> **Polecenie**:
Do kiedy, zgodnie z dokumentem źródłowym, ma zostać ukończony gazociąg Nord Stream 2?

> **Dokument źródłowy**:
========================================================================
Browder we wtorek w TVP Info mówił, że dzięki takim powiązaniom, "jeżeli chcemy ukarać Rosję za złe zachowanie, to poniesiemy straty". "Takie projekty jak Nord Stream 2 nie powinny być luką, przez którą uderza się w bezpieczeństwo Europy" - dodał.

Nord Stream 2 to projekt liczącej 1200 km dwunitkowej magistrali gazowej z Rosji do Niemiec przez Morze Bałtyckie. Gazociąg ma być gotowy do końca 2019 roku, gdyż po tym roku Rosja zamierza przestać przesyłać gaz rurociągami biegnącymi przez terytorium Ukrainy.

Jak dodał, prezydent Rosji Władimir Putin musi pozostać u władzy. "Będzie prezydentem albo do śmierci z przyczyn naturalnych albo do momentu, jak ktoś go usunie" - mówił.

Władimir Putin wygrał w niedzielę wybory głowy państwa z rekordowym poparciem, które według niepełnych danych CKW zbliża się do 76 procent.

Reklama

Według Browdera, Putin fabrykuje dowody, żeby uniknąć odpowiedzialności, tak jak w przypadku śmierci (Siergieja) Magnitskiego czy w sprawie londyńskiej.

We wtorek Wielką Brytanię opuściło 23 rosyjskich dyplomatów, którzy zostali wydaleni w ramach sankcji dyplomatycznych po próbie zabójstwa pułkownika GRU i współpracownika brytyjskiego wywiadu Siergieja Skripala.

Brytyjscy śledczy ustalili, że do próby otrucia w Salisbury byłego pułkownika rosyjskiego wywiadu wojskowego GRU i brytyjskiego agenta oraz jego córki Julii wykorzystano produkowaną w Rosji broń chemiczną typu Nowiczok. Obie ofiary są w szpitalu w stanie krytycznym.

Tzw. globalna ustawa Magnitskiego weszła w życie w grudniu 2016 roku i stanowi rozszerzenie obowiązującej od 2012 roku ustawy Magnitskiego.
========================================================================
> **Przedstawione dane**:
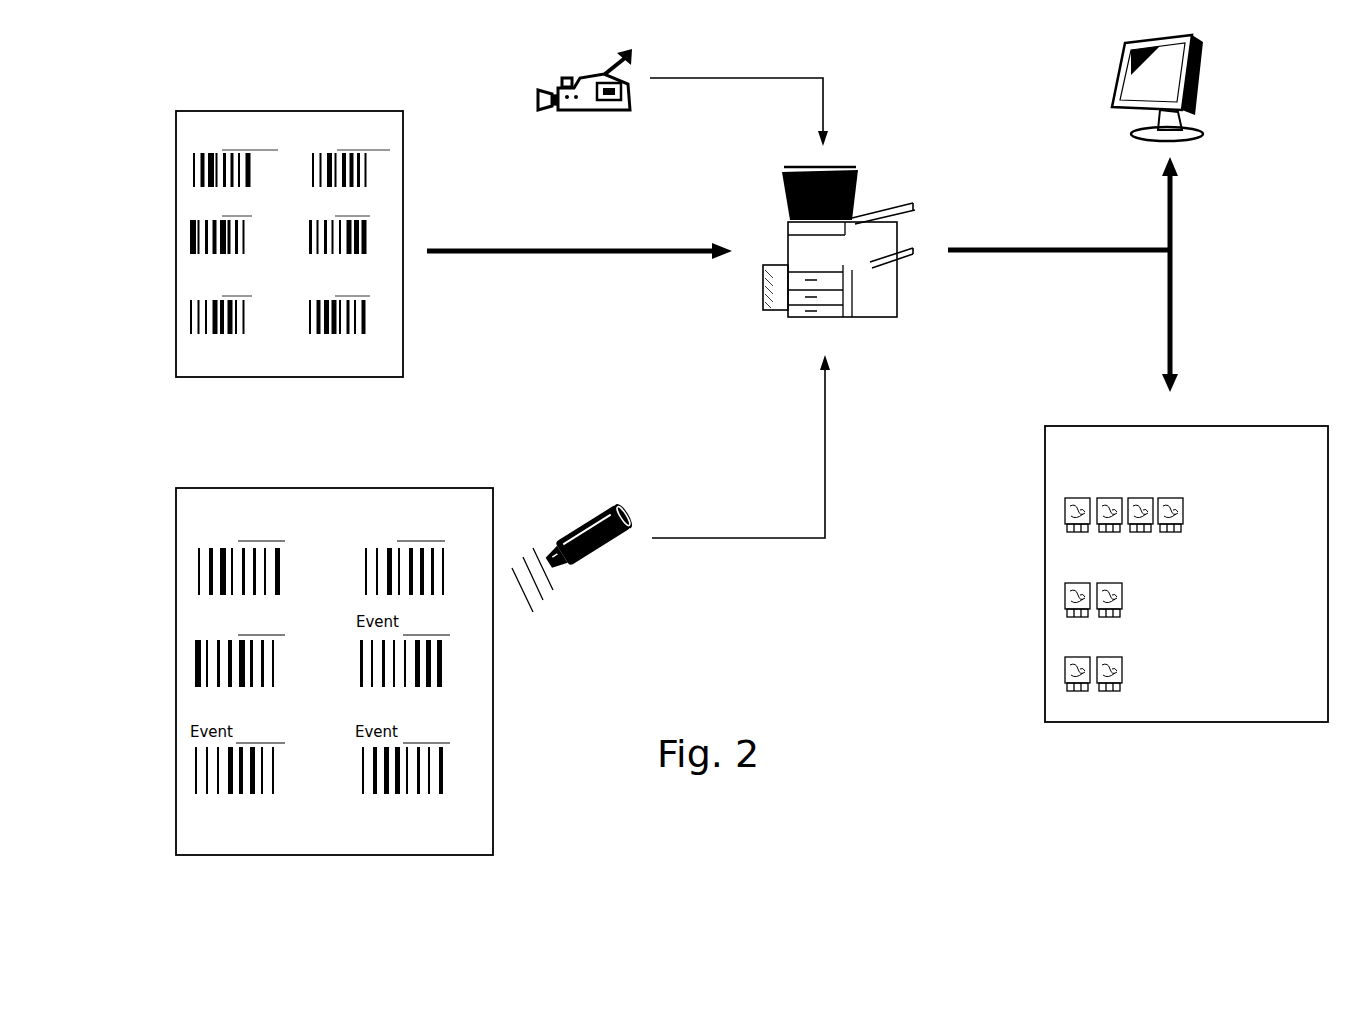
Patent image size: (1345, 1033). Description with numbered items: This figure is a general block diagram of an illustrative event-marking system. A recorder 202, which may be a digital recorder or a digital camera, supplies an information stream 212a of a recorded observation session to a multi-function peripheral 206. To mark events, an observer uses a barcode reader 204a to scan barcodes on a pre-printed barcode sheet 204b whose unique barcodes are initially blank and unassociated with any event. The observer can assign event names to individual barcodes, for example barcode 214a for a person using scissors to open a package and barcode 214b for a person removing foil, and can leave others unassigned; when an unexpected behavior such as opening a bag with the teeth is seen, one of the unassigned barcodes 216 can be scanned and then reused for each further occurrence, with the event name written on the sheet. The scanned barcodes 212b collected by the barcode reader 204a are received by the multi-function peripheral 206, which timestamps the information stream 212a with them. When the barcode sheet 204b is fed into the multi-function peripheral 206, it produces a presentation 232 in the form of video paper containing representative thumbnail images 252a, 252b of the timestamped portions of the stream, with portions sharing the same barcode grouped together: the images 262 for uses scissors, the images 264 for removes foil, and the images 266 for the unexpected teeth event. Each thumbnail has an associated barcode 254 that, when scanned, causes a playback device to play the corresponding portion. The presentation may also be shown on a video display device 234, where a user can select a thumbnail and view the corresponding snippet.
========================================================================
> **Oczekiwana odpowiedź**:
Gazociąg Nord Stream 2 ma być gotowy do końca 2019 roku.